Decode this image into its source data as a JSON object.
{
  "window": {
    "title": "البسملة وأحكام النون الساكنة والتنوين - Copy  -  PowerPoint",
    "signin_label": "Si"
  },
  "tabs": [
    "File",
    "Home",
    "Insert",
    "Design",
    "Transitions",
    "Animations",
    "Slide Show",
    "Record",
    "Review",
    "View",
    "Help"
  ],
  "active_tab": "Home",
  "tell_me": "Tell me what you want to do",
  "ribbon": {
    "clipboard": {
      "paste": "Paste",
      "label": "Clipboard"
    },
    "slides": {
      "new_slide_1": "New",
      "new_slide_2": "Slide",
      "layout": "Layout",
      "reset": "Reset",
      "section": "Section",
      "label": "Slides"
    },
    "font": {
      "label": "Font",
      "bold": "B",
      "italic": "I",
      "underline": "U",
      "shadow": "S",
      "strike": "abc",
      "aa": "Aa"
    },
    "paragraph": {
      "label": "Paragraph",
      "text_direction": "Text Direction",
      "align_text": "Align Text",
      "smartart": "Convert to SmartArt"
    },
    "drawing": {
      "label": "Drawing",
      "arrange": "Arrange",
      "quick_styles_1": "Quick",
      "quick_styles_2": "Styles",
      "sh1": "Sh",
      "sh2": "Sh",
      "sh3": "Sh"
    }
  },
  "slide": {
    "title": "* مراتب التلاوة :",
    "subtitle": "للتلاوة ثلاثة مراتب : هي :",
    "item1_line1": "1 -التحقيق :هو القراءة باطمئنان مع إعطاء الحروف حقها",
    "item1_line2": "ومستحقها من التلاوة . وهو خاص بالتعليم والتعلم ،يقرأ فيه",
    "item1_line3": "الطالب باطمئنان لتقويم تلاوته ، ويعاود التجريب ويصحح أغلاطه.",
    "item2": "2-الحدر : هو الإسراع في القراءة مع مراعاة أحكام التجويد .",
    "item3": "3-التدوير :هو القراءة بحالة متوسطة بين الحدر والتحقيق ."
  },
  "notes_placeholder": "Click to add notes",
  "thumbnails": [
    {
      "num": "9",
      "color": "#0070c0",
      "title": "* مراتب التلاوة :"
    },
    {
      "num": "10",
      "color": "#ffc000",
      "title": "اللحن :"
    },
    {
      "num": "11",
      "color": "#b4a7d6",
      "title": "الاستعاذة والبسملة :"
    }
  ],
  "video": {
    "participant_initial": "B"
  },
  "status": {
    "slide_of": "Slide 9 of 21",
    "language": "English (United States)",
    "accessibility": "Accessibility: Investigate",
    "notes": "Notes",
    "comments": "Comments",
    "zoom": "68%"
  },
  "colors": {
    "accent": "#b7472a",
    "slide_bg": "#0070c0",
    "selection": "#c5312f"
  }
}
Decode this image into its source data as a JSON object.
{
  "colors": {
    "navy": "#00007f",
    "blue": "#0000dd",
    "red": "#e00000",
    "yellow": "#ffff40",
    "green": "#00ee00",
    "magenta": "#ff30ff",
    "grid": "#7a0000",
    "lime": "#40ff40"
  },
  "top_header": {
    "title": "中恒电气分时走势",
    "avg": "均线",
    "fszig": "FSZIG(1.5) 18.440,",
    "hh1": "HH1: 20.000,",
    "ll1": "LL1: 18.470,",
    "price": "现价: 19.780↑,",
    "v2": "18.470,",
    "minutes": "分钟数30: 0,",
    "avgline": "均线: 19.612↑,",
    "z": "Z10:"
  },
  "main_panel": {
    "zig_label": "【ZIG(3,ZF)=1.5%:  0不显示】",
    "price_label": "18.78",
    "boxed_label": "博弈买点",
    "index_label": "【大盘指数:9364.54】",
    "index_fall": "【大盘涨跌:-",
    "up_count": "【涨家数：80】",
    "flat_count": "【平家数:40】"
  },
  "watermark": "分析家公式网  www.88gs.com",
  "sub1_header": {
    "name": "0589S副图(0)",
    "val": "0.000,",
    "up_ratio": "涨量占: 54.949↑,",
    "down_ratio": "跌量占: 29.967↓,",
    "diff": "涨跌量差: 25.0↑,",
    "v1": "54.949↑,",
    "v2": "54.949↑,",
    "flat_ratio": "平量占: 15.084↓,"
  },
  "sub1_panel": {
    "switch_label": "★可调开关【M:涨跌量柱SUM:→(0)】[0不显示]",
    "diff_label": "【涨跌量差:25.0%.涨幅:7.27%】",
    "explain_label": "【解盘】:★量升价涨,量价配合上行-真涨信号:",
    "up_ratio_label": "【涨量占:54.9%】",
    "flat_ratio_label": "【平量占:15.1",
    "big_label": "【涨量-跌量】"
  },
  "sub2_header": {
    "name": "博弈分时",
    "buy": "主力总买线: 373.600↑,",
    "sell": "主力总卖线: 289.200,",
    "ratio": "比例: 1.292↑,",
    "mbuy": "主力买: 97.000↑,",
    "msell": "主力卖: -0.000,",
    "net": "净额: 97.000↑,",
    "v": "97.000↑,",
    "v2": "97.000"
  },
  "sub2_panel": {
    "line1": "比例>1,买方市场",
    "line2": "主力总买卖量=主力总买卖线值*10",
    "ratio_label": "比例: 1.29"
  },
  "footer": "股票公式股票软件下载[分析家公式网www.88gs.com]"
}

━━━━━━━━━━━━━━━━━━━━

> [Exercise task]: Gather from the data above every line with the string "notes".

> [Solution]:
  "notes_placeholder": "Click to add notes",
    "notes": "Notes",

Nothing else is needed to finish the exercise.